TASK MATERIAL
————————

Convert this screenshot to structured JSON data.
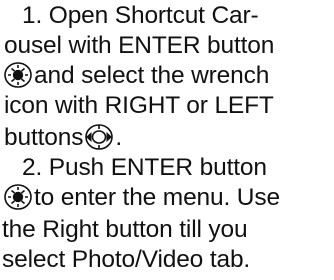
{
  "instructions": {
    "step1_line1": "1. Open Shortcut Car-",
    "step1_line2": "ousel with ENTER button",
    "step1_line3": " and select the wrench",
    "step1_line4": "icon with RIGHT or LEFT",
    "step1_line5_text": "buttons ",
    "step1_line5_end": ".",
    "step2_line1": "2. Push ENTER button",
    "step2_line2": " to enter the menu. Use",
    "step2_line3": "the Right button till you",
    "step2_line4": "select Photo/Video tab."
  },
  "icons": {
    "enter": "enter-button-icon",
    "left_right": "left-right-button-icon"
  },
  "colors": {
    "text": "#111111",
    "icon_stroke": "#111111"
  }
}
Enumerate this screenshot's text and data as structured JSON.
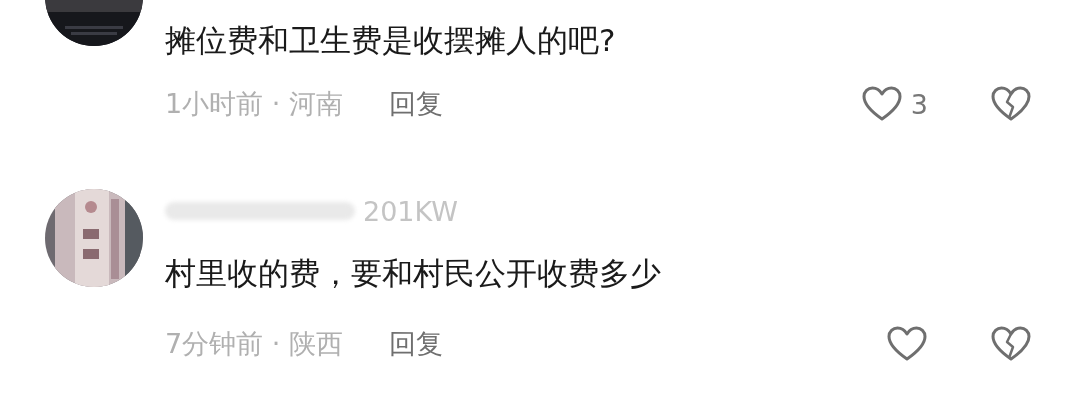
{
  "comments": [
    {
      "text": "摊位费和卫生费是收摆摊人的吧?",
      "meta": "1小时前 · 河南",
      "reply": "回复",
      "liked": false,
      "like_count": "3",
      "disliked": false
    },
    {
      "username": "201KW",
      "username_redacted": true,
      "text": "村里收的费，要和村民公开收费多少",
      "meta": "7分钟前 · 陕西",
      "reply": "回复",
      "liked": false,
      "disliked": false
    }
  ]
}
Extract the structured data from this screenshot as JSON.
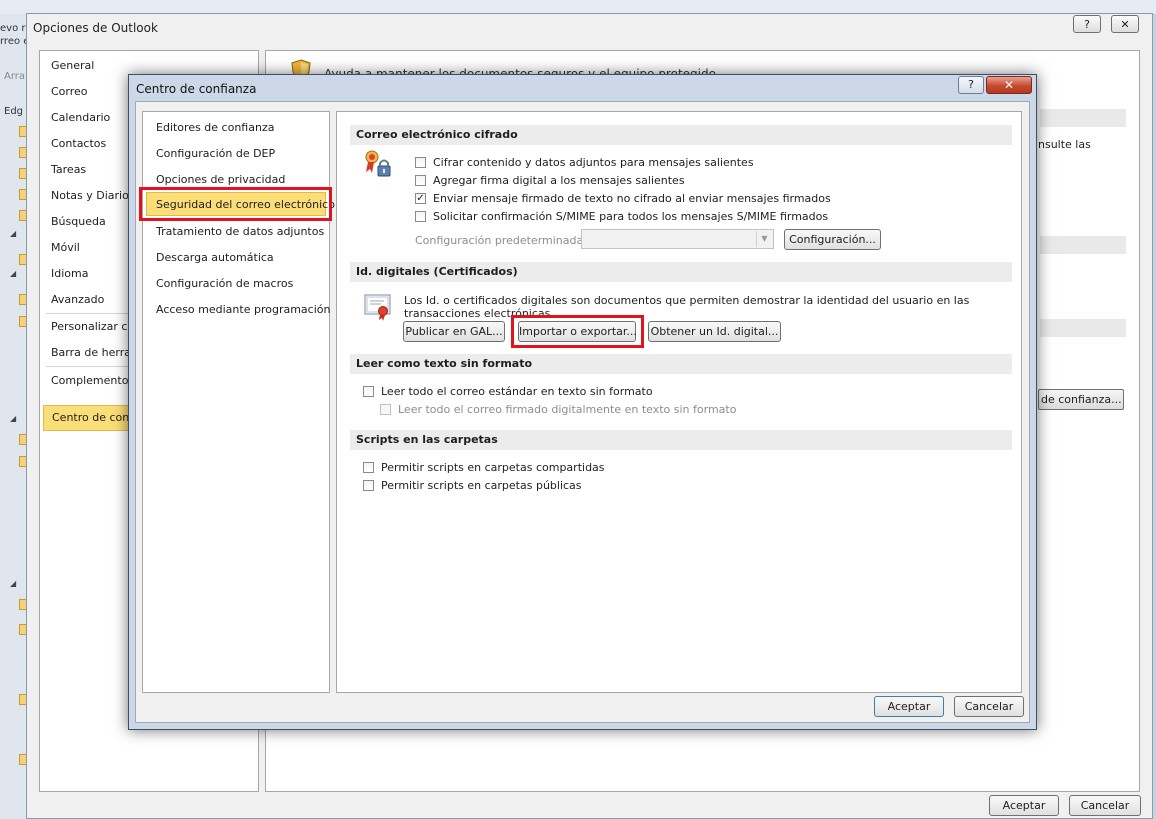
{
  "window": {
    "title": "Opciones de Outlook",
    "help_glyph": "?",
    "close_glyph": "✕"
  },
  "background": {
    "left_labels": [
      "evo r",
      "rreo e",
      "Arra",
      "Edg"
    ]
  },
  "outlook_options": {
    "nav": [
      "General",
      "Correo",
      "Calendario",
      "Contactos",
      "Tareas",
      "Notas y Diario",
      "Búsqueda",
      "Móvil",
      "Idioma",
      "Avanzado",
      "Personalizar cin",
      "Barra de herram",
      "Complementos",
      "Centro de confi"
    ],
    "help_text": "Ayuda a mantener los documentos seguros y el equipo protegido.",
    "consult_text": "nsulte las",
    "trust_center_settings_button": "de confianza...",
    "ok_button": "Aceptar",
    "cancel_button": "Cancelar"
  },
  "trust_center": {
    "title": "Centro de confianza",
    "help_glyph": "?",
    "close_glyph": "✕",
    "nav": [
      "Editores de confianza",
      "Configuración de DEP",
      "Opciones de privacidad",
      "Seguridad del correo electrónico",
      "Tratamiento de datos adjuntos",
      "Descarga automática",
      "Configuración de macros",
      "Acceso mediante programación"
    ],
    "selected_nav": "Seguridad del correo electrónico",
    "sections": {
      "encrypted": {
        "header": "Correo electrónico cifrado",
        "options": [
          {
            "label": "Cifrar contenido y datos adjuntos para mensajes salientes",
            "checked": false
          },
          {
            "label": "Agregar firma digital a los mensajes salientes",
            "checked": false
          },
          {
            "label": "Enviar mensaje firmado de texto no cifrado al enviar mensajes firmados",
            "checked": true
          },
          {
            "label": "Solicitar confirmación S/MIME para todos los mensajes S/MIME firmados",
            "checked": false
          }
        ],
        "default_config_label": "Configuración predeterminada:",
        "default_config_value": "",
        "config_button": "Configuración..."
      },
      "digital_ids": {
        "header": "Id. digitales (Certificados)",
        "description": "Los Id. o certificados digitales son documentos que permiten demostrar la identidad del usuario en las transacciones electrónicas.",
        "publish_button": "Publicar en GAL...",
        "import_export_button": "Importar o exportar...",
        "get_id_button": "Obtener un Id. digital..."
      },
      "plain_text": {
        "header": "Leer como texto sin formato",
        "options": [
          {
            "label": "Leer todo el correo estándar en texto sin formato",
            "checked": false
          },
          {
            "label": "Leer todo el correo firmado digitalmente en texto sin formato",
            "checked": false,
            "disabled": true
          }
        ]
      },
      "scripts": {
        "header": "Scripts en las carpetas",
        "options": [
          {
            "label": "Permitir scripts en carpetas compartidas",
            "checked": false
          },
          {
            "label": "Permitir scripts en carpetas públicas",
            "checked": false
          }
        ]
      }
    },
    "ok_button": "Aceptar",
    "cancel_button": "Cancelar"
  },
  "colors": {
    "selection": "#fcde78",
    "highlight_box": "#e0141e",
    "dialog_frame": "#ccd8e8"
  }
}
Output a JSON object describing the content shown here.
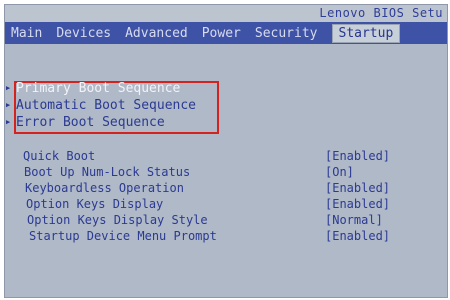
{
  "window": {
    "title": "Lenovo BIOS Setu"
  },
  "tabs": [
    "Main",
    "Devices",
    "Advanced",
    "Power",
    "Security",
    "Startup"
  ],
  "active_tab": "Startup",
  "sequences": [
    {
      "label": "Primary Boot Sequence",
      "selected": true
    },
    {
      "label": "Automatic Boot Sequence",
      "selected": false
    },
    {
      "label": "Error Boot Sequence",
      "selected": false
    }
  ],
  "options": [
    {
      "label": "Quick Boot",
      "value": "[Enabled]"
    },
    {
      "label": "Boot Up Num-Lock Status",
      "value": "[On]"
    },
    {
      "label": "Keyboardless Operation",
      "value": "[Enabled]"
    },
    {
      "label": "Option Keys Display",
      "value": "[Enabled]"
    },
    {
      "label": "Option Keys Display Style",
      "value": "[Normal]"
    },
    {
      "label": "Startup Device Menu Prompt",
      "value": "[Enabled]"
    }
  ],
  "colors": {
    "menubar": "#3f53a6",
    "active_tab": "#c7cfd8",
    "text": "#2b3a92",
    "highlight_box": "#d4221f"
  }
}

————————

Reproduce the full listing faithfully, but do not carry over any pictures.

ANSWER BELOW
Convert this screenshot to structured JSON data.
{
  "instructions": {
    "step1_line1": "1. Open Shortcut Car-",
    "step1_line2": "ousel with ENTER button",
    "step1_line3": " and select the wrench",
    "step1_line4": "icon with RIGHT or LEFT",
    "step1_line5_text": "buttons ",
    "step1_line5_end": ".",
    "step2_line1": "2. Push ENTER button",
    "step2_line2": " to enter the menu. Use",
    "step2_line3": "the Right button till you",
    "step2_line4": "select Photo/Video tab."
  },
  "icons": {
    "enter": "enter-button-icon",
    "left_right": "left-right-button-icon"
  },
  "colors": {
    "text": "#111111",
    "icon_stroke": "#111111"
  }
}
Enumerate this screenshot's text and data as structured JSON.
{
  "comments": [
    {
      "text": "摊位费和卫生费是收摆摊人的吧?",
      "meta": "1小时前 · 河南",
      "reply": "回复",
      "liked": false,
      "like_count": "3",
      "disliked": false
    },
    {
      "username": "201KW",
      "username_redacted": true,
      "text": "村里收的费，要和村民公开收费多少",
      "meta": "7分钟前 · 陕西",
      "reply": "回复",
      "liked": false,
      "disliked": false
    }
  ]
}
Extract the structured data from this screenshot as JSON.
{
  "window": {
    "title": "Opciones de Outlook",
    "help_glyph": "?",
    "close_glyph": "✕"
  },
  "background": {
    "left_labels": [
      "evo r",
      "rreo e",
      "Arra",
      "Edg"
    ]
  },
  "outlook_options": {
    "nav": [
      "General",
      "Correo",
      "Calendario",
      "Contactos",
      "Tareas",
      "Notas y Diario",
      "Búsqueda",
      "Móvil",
      "Idioma",
      "Avanzado",
      "Personalizar cin",
      "Barra de herram",
      "Complementos",
      "Centro de confi"
    ],
    "help_text": "Ayuda a mantener los documentos seguros y el equipo protegido.",
    "consult_text": "nsulte las",
    "trust_center_settings_button": "de confianza...",
    "ok_button": "Aceptar",
    "cancel_button": "Cancelar"
  },
  "trust_center": {
    "title": "Centro de confianza",
    "help_glyph": "?",
    "close_glyph": "✕",
    "nav": [
      "Editores de confianza",
      "Configuración de DEP",
      "Opciones de privacidad",
      "Seguridad del correo electrónico",
      "Tratamiento de datos adjuntos",
      "Descarga automática",
      "Configuración de macros",
      "Acceso mediante programación"
    ],
    "selected_nav": "Seguridad del correo electrónico",
    "sections": {
      "encrypted": {
        "header": "Correo electrónico cifrado",
        "options": [
          {
            "label": "Cifrar contenido y datos adjuntos para mensajes salientes",
            "checked": false
          },
          {
            "label": "Agregar firma digital a los mensajes salientes",
            "checked": false
          },
          {
            "label": "Enviar mensaje firmado de texto no cifrado al enviar mensajes firmados",
            "checked": true
          },
          {
            "label": "Solicitar confirmación S/MIME para todos los mensajes S/MIME firmados",
            "checked": false
          }
        ],
        "default_config_label": "Configuración predeterminada:",
        "default_config_value": "",
        "config_button": "Configuración..."
      },
      "digital_ids": {
        "header": "Id. digitales (Certificados)",
        "description": "Los Id. o certificados digitales son documentos que permiten demostrar la identidad del usuario en las transacciones electrónicas.",
        "publish_button": "Publicar en GAL...",
        "import_export_button": "Importar o exportar...",
        "get_id_button": "Obtener un Id. digital..."
      },
      "plain_text": {
        "header": "Leer como texto sin formato",
        "options": [
          {
            "label": "Leer todo el correo estándar en texto sin formato",
            "checked": false
          },
          {
            "label": "Leer todo el correo firmado digitalmente en texto sin formato",
            "checked": false,
            "disabled": true
          }
        ]
      },
      "scripts": {
        "header": "Scripts en las carpetas",
        "options": [
          {
            "label": "Permitir scripts en carpetas compartidas",
            "checked": false
          },
          {
            "label": "Permitir scripts en carpetas públicas",
            "checked": false
          }
        ]
      }
    },
    "ok_button": "Aceptar",
    "cancel_button": "Cancelar"
  },
  "colors": {
    "selection": "#fcde78",
    "highlight_box": "#e0141e",
    "dialog_frame": "#ccd8e8"
  }
}
Output a JSON object describing the content shown here.
{
  "window": {
    "title": "Lenovo BIOS Setu"
  },
  "tabs": [
    "Main",
    "Devices",
    "Advanced",
    "Power",
    "Security",
    "Startup"
  ],
  "active_tab": "Startup",
  "sequences": [
    {
      "label": "Primary Boot Sequence",
      "selected": true
    },
    {
      "label": "Automatic Boot Sequence",
      "selected": false
    },
    {
      "label": "Error Boot Sequence",
      "selected": false
    }
  ],
  "options": [
    {
      "label": "Quick Boot",
      "value": "[Enabled]"
    },
    {
      "label": "Boot Up Num-Lock Status",
      "value": "[On]"
    },
    {
      "label": "Keyboardless Operation",
      "value": "[Enabled]"
    },
    {
      "label": "Option Keys Display",
      "value": "[Enabled]"
    },
    {
      "label": "Option Keys Display Style",
      "value": "[Normal]"
    },
    {
      "label": "Startup Device Menu Prompt",
      "value": "[Enabled]"
    }
  ],
  "colors": {
    "menubar": "#3f53a6",
    "active_tab": "#c7cfd8",
    "text": "#2b3a92",
    "highlight_box": "#d4221f"
  }
}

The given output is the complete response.